What you need to do: Reproduce the listing below exactly. Pictures do not belong in the copy.

Information shown:
..............................

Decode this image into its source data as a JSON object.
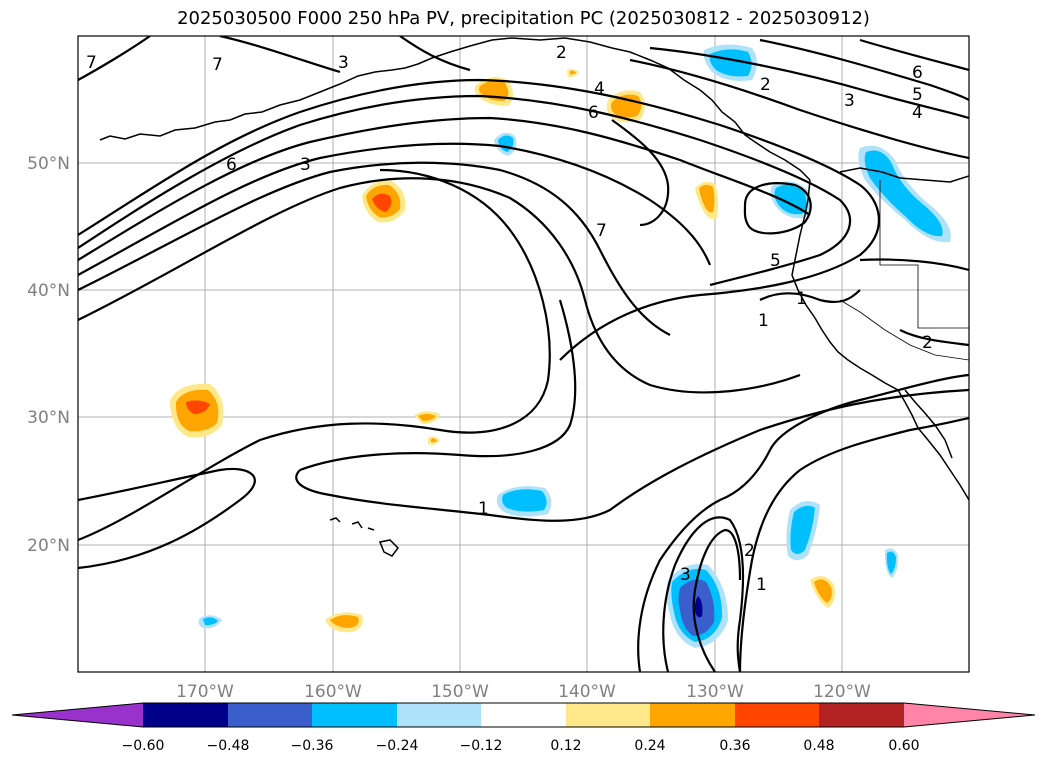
{
  "title": "2025030500 F000 250 hPa PV, precipitation PC (2025030812 - 2025030912)",
  "map": {
    "lon_labels": [
      "170°W",
      "160°W",
      "150°W",
      "140°W",
      "130°W",
      "120°W"
    ],
    "lat_labels": [
      "50°N",
      "40°N",
      "30°N",
      "20°N"
    ],
    "pv_contour_labels": [
      "7",
      "7",
      "3",
      "2",
      "4",
      "6",
      "2",
      "6",
      "5",
      "4",
      "3",
      "6",
      "3",
      "7",
      "5",
      "1",
      "1",
      "2",
      "1",
      "2",
      "1",
      "3"
    ]
  },
  "colorbar": {
    "ticks": [
      "−0.60",
      "−0.48",
      "−0.36",
      "−0.24",
      "−0.12",
      "0.12",
      "0.24",
      "0.36",
      "0.48",
      "0.60"
    ],
    "colors": [
      "#9932cc",
      "#00008b",
      "#3a5fcd",
      "#00bfff",
      "#aee2fa",
      "#ffffff",
      "#ffe88a",
      "#ffa500",
      "#ff4500",
      "#b22222",
      "#ff85a8"
    ]
  }
}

..............................

Exercise answer:
Decode this image into its source data as a JSON object.
{
  "title": "2025030500 F000 250 hPa PV, precipitation PC (2025030812 - 2025030912)",
  "map": {
    "lon_labels": [
      "170°W",
      "160°W",
      "150°W",
      "140°W",
      "130°W",
      "120°W"
    ],
    "lat_labels": [
      "50°N",
      "40°N",
      "30°N",
      "20°N"
    ],
    "pv_contour_labels": [
      "7",
      "7",
      "3",
      "2",
      "4",
      "6",
      "2",
      "6",
      "5",
      "4",
      "3",
      "6",
      "3",
      "7",
      "5",
      "1",
      "1",
      "2",
      "1",
      "2",
      "1",
      "3"
    ]
  },
  "colorbar": {
    "ticks": [
      "−0.60",
      "−0.48",
      "−0.36",
      "−0.24",
      "−0.12",
      "0.12",
      "0.24",
      "0.36",
      "0.48",
      "0.60"
    ],
    "colors": [
      "#9932cc",
      "#00008b",
      "#3a5fcd",
      "#00bfff",
      "#aee2fa",
      "#ffffff",
      "#ffe88a",
      "#ffa500",
      "#ff4500",
      "#b22222",
      "#ff85a8"
    ]
  }
}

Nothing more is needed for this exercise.